Instructions for the task
Select lines where the word "range" appears.

[Data tied to figure images]

** Start **

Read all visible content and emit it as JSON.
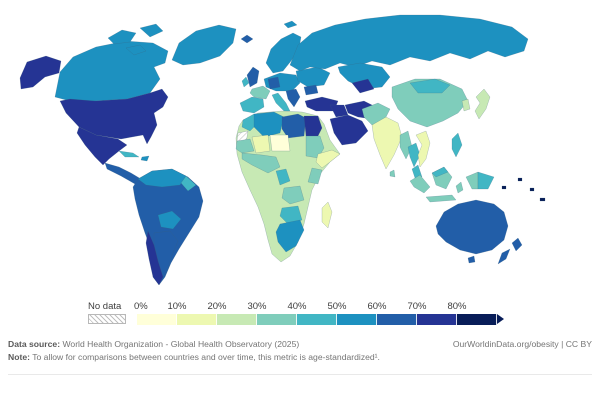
{
  "legend": {
    "no_data_label": "No data",
    "tick_labels": [
      "0%",
      "10%",
      "20%",
      "30%",
      "40%",
      "50%",
      "60%",
      "70%",
      "80%"
    ],
    "bin_colors": [
      "#ffffd9",
      "#edf8b1",
      "#c7e9b4",
      "#7fcdbb",
      "#41b6c4",
      "#1d91c0",
      "#225ea8",
      "#253494",
      "#081d58"
    ],
    "open_ended_top_bin": true
  },
  "footer": {
    "data_source_label": "Data source:",
    "data_source": "World Health Organization - Global Health Observatory (2025)",
    "link": "OurWorldinData.org/obesity | CC BY",
    "note_label": "Note:",
    "note": "To allow for comparisons between countries and over time, this metric is age-standardized¹."
  },
  "chart_data": {
    "type": "choropleth_map",
    "projection": "world",
    "legend_bins": [
      {
        "range": "0–10%",
        "color": "#ffffd9"
      },
      {
        "range": "10–20%",
        "color": "#edf8b1"
      },
      {
        "range": "20–30%",
        "color": "#c7e9b4"
      },
      {
        "range": "30–40%",
        "color": "#7fcdbb"
      },
      {
        "range": "40–50%",
        "color": "#41b6c4"
      },
      {
        "range": "50–60%",
        "color": "#1d91c0"
      },
      {
        "range": "60–70%",
        "color": "#225ea8"
      },
      {
        "range": "70–80%",
        "color": "#253494"
      },
      {
        "range": "80%+",
        "color": "#081d58"
      }
    ],
    "regions": {
      "united-states": {
        "name": "United States",
        "color": "#253494",
        "bin": "70–80%"
      },
      "canada": {
        "name": "Canada",
        "color": "#1d91c0",
        "bin": "50–60%"
      },
      "greenland": {
        "name": "Greenland",
        "color": "#1d91c0",
        "bin": "50–60%"
      },
      "iceland": {
        "name": "Iceland",
        "color": "#225ea8",
        "bin": "60–70%"
      },
      "mexico": {
        "name": "Mexico",
        "color": "#253494",
        "bin": "70–80%"
      },
      "central-america": {
        "name": "Central America",
        "color": "#225ea8",
        "bin": "60–70%"
      },
      "cuba": {
        "name": "Cuba",
        "color": "#41b6c4",
        "bin": "40–50%"
      },
      "hispaniola": {
        "name": "Hispaniola",
        "color": "#1d91c0",
        "bin": "50–60%"
      },
      "south-america": {
        "name": "Brazil / Peru / Ecuador",
        "color": "#225ea8",
        "bin": "60–70%"
      },
      "colombia-venezuela": {
        "name": "Colombia / Venezuela",
        "color": "#1d91c0",
        "bin": "50–60%"
      },
      "guyanas": {
        "name": "Guyanas",
        "color": "#41b6c4",
        "bin": "40–50%"
      },
      "bolivia-paraguay": {
        "name": "Bolivia / Paraguay",
        "color": "#1d91c0",
        "bin": "50–60%"
      },
      "chile": {
        "name": "Chile",
        "color": "#253494",
        "bin": "70–80%"
      },
      "argentina": {
        "name": "Argentina",
        "color": "#225ea8",
        "bin": "60–70%"
      },
      "scandinavia": {
        "name": "Scandinavia",
        "color": "#1d91c0",
        "bin": "50–60%"
      },
      "united-kingdom": {
        "name": "United Kingdom",
        "color": "#225ea8",
        "bin": "60–70%"
      },
      "ireland": {
        "name": "Ireland",
        "color": "#41b6c4",
        "bin": "40–50%"
      },
      "france": {
        "name": "France",
        "color": "#7fcdbb",
        "bin": "30–40%"
      },
      "iberia": {
        "name": "Spain / Portugal",
        "color": "#41b6c4",
        "bin": "40–50%"
      },
      "central-europe": {
        "name": "Central Europe",
        "color": "#1d91c0",
        "bin": "50–60%"
      },
      "germany": {
        "name": "Germany",
        "color": "#225ea8",
        "bin": "60–70%"
      },
      "italy": {
        "name": "Italy",
        "color": "#41b6c4",
        "bin": "40–50%"
      },
      "balkans": {
        "name": "Balkans / Greece",
        "color": "#225ea8",
        "bin": "60–70%"
      },
      "eastern-europe": {
        "name": "Eastern Europe",
        "color": "#1d91c0",
        "bin": "50–60%"
      },
      "romania-bulgaria": {
        "name": "Romania / Bulgaria",
        "color": "#225ea8",
        "bin": "60–70%"
      },
      "russia": {
        "name": "Russia",
        "color": "#1d91c0",
        "bin": "50–60%"
      },
      "central-asia": {
        "name": "Kazakhstan / Central Asia",
        "color": "#1d91c0",
        "bin": "50–60%"
      },
      "uzbekistan-turkmenistan": {
        "name": "Uzbekistan / Turkmenistan",
        "color": "#253494",
        "bin": "70–80%"
      },
      "turkey": {
        "name": "Turkey",
        "color": "#253494",
        "bin": "70–80%"
      },
      "iran": {
        "name": "Iran",
        "color": "#253494",
        "bin": "70–80%"
      },
      "iraq-syria": {
        "name": "Iraq / Syria",
        "color": "#253494",
        "bin": "70–80%"
      },
      "arabian-peninsula": {
        "name": "Arabian Peninsula",
        "color": "#253494",
        "bin": "70–80%"
      },
      "africa-central": {
        "name": "Central Africa",
        "color": "#c7e9b4",
        "bin": "20–30%"
      },
      "morocco": {
        "name": "Morocco",
        "color": "#41b6c4",
        "bin": "40–50%"
      },
      "western-sahara": {
        "name": "Western Sahara",
        "color": "no-data",
        "bin": "No data"
      },
      "algeria": {
        "name": "Algeria",
        "color": "#1d91c0",
        "bin": "50–60%"
      },
      "libya": {
        "name": "Libya",
        "color": "#225ea8",
        "bin": "60–70%"
      },
      "egypt": {
        "name": "Egypt",
        "color": "#253494",
        "bin": "70–80%"
      },
      "mauritania": {
        "name": "Mauritania / Senegal",
        "color": "#7fcdbb",
        "bin": "30–40%"
      },
      "mali": {
        "name": "Mali",
        "color": "#edf8b1",
        "bin": "10–20%"
      },
      "niger": {
        "name": "Niger",
        "color": "#ffffd9",
        "bin": "0–10%"
      },
      "sudan": {
        "name": "Sudan",
        "color": "#7fcdbb",
        "bin": "30–40%"
      },
      "horn-of-africa": {
        "name": "Ethiopia / Somalia",
        "color": "#edf8b1",
        "bin": "10–20%"
      },
      "west-africa": {
        "name": "West Africa coast",
        "color": "#7fcdbb",
        "bin": "30–40%"
      },
      "gabon-congo": {
        "name": "Gabon / Congo",
        "color": "#41b6c4",
        "bin": "40–50%"
      },
      "kenya-tanzania": {
        "name": "Kenya / Tanzania",
        "color": "#7fcdbb",
        "bin": "30–40%"
      },
      "angola-zambia": {
        "name": "Angola / Zambia",
        "color": "#7fcdbb",
        "bin": "30–40%"
      },
      "namibia-botswana": {
        "name": "Namibia / Botswana / Zimbabwe",
        "color": "#41b6c4",
        "bin": "40–50%"
      },
      "south-africa": {
        "name": "South Africa",
        "color": "#1d91c0",
        "bin": "50–60%"
      },
      "madagascar": {
        "name": "Madagascar",
        "color": "#edf8b1",
        "bin": "10–20%"
      },
      "afghanistan-pakistan": {
        "name": "Afghanistan / Pakistan",
        "color": "#7fcdbb",
        "bin": "30–40%"
      },
      "india": {
        "name": "India",
        "color": "#edf8b1",
        "bin": "10–20%"
      },
      "sri-lanka": {
        "name": "Sri Lanka",
        "color": "#7fcdbb",
        "bin": "30–40%"
      },
      "myanmar-bangladesh": {
        "name": "Myanmar / Bangladesh",
        "color": "#7fcdbb",
        "bin": "30–40%"
      },
      "china": {
        "name": "China",
        "color": "#7fcdbb",
        "bin": "30–40%"
      },
      "mongolia": {
        "name": "Mongolia",
        "color": "#41b6c4",
        "bin": "40–50%"
      },
      "korea": {
        "name": "Korea",
        "color": "#c7e9b4",
        "bin": "20–30%"
      },
      "japan": {
        "name": "Japan",
        "color": "#c7e9b4",
        "bin": "20–30%"
      },
      "thailand": {
        "name": "Thailand",
        "color": "#41b6c4",
        "bin": "40–50%"
      },
      "vietnam-laos": {
        "name": "Vietnam / Laos / Cambodia",
        "color": "#edf8b1",
        "bin": "10–20%"
      },
      "malaysia": {
        "name": "Malaysia",
        "color": "#41b6c4",
        "bin": "40–50%"
      },
      "indonesia": {
        "name": "Indonesia",
        "color": "#7fcdbb",
        "bin": "30–40%"
      },
      "philippines": {
        "name": "Philippines",
        "color": "#41b6c4",
        "bin": "40–50%"
      },
      "papua-new-guinea": {
        "name": "Papua New Guinea",
        "color": "#41b6c4",
        "bin": "40–50%"
      },
      "pacific-islands": {
        "name": "Pacific Islands",
        "color": "#081d58",
        "bin": "80%+"
      },
      "australia": {
        "name": "Australia",
        "color": "#225ea8",
        "bin": "60–70%"
      },
      "new-zealand": {
        "name": "New Zealand",
        "color": "#225ea8",
        "bin": "60–70%"
      }
    }
  }
}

** End **

Task response
        "range": "0–10%",
        "range": "10–20%",
        "range": "20–30%",
        "range": "30–40%",
        "range": "40–50%",
        "range": "50–60%",
        "range": "60–70%",
        "range": "70–80%",
        "range": "80%+",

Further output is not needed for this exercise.